→ **Data supplied**
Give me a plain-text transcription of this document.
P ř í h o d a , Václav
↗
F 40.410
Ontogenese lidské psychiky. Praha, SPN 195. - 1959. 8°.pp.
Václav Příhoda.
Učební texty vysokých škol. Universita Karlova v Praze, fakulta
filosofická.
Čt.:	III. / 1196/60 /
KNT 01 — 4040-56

→ **Work to be completed**
What is needed is an exact transcription of every entry.

→ **Your solution**
Give me a plain-text transcription of this document.
P ř í h o d a , Václav
↗
F 40.410
Ontogenese lidské psychiky. Praha, SPN 195. - 1959. 8°.pp.
Václav Příhoda.
Učební texty vysokých škol. Universita Karlova v Praze, fakulta
filosofická.
Čt.:	III. / 1196/60 /
KNT 01 — 4040-56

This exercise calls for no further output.